Stored records
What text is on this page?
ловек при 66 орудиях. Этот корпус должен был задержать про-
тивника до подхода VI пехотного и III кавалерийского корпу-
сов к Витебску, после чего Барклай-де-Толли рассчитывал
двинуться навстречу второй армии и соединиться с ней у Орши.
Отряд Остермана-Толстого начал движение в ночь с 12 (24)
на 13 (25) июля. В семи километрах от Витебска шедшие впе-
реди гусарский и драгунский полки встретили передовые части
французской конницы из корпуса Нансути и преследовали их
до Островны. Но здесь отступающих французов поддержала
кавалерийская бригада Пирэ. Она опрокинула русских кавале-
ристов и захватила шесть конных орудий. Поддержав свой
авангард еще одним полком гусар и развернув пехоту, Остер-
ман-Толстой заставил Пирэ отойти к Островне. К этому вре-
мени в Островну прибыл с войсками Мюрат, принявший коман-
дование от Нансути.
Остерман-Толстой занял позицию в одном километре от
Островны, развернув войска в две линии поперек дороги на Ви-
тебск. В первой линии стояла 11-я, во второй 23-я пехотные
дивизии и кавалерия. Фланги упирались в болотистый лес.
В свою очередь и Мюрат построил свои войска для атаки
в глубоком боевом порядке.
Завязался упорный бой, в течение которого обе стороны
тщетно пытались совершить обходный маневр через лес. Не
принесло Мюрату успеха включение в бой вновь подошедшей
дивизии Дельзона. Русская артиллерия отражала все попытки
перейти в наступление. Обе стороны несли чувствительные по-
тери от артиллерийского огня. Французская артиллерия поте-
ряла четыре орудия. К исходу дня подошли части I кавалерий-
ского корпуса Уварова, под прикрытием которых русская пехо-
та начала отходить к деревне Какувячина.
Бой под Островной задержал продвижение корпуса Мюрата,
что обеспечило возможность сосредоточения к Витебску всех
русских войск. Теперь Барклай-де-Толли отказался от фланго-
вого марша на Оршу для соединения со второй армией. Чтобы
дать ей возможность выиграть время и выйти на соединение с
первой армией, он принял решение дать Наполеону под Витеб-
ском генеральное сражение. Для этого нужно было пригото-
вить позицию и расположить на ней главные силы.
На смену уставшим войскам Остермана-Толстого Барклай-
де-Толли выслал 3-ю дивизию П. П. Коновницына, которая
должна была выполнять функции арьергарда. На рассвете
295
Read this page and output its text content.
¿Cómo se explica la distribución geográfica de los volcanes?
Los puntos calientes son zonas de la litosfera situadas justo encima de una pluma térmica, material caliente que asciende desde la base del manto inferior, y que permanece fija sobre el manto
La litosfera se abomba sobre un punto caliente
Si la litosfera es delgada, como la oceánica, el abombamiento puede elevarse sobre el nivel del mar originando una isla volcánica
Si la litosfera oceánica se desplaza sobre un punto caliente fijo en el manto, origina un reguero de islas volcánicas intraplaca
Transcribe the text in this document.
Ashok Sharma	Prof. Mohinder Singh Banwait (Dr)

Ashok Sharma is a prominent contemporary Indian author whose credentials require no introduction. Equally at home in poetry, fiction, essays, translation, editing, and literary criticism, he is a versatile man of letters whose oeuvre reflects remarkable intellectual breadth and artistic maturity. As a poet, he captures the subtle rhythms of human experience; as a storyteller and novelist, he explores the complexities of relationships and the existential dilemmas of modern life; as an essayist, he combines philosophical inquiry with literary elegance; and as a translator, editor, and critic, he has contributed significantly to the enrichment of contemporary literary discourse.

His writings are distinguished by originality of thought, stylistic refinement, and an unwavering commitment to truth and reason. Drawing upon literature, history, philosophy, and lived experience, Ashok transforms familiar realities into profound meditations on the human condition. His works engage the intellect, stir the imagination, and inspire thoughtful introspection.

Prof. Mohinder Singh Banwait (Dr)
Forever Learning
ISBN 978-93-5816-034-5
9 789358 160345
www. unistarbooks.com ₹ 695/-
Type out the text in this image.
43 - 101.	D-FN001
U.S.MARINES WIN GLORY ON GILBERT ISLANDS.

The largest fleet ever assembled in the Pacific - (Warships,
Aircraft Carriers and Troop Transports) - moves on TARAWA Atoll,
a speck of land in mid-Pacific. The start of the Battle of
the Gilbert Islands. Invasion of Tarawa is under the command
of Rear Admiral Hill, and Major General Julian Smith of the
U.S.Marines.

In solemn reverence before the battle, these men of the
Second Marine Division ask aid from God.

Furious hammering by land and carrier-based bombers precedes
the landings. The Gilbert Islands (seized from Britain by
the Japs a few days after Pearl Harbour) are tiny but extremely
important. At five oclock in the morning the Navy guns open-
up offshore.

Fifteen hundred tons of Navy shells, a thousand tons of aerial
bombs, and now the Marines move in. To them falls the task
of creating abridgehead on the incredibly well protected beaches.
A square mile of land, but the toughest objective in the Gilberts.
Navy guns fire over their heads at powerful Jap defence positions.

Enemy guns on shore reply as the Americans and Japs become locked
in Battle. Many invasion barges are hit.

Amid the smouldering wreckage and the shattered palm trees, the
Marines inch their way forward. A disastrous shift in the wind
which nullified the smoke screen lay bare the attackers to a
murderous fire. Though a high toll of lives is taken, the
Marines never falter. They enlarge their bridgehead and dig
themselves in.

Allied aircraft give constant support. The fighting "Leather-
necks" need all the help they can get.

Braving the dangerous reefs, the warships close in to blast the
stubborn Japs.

### AIM OF THE TASK:
Gather each line holding the string "oceánica".

### THE COMPLETED TASK:
Si la litosfera es delgada, como la oceánica, el abombamiento puede elevarse sobre el nivel del mar originando una isla volcánica
Si la litosfera oceánica se desplaza sobre un punto caliente fijo en el manto, origina un reguero de islas volcánicas intraplaca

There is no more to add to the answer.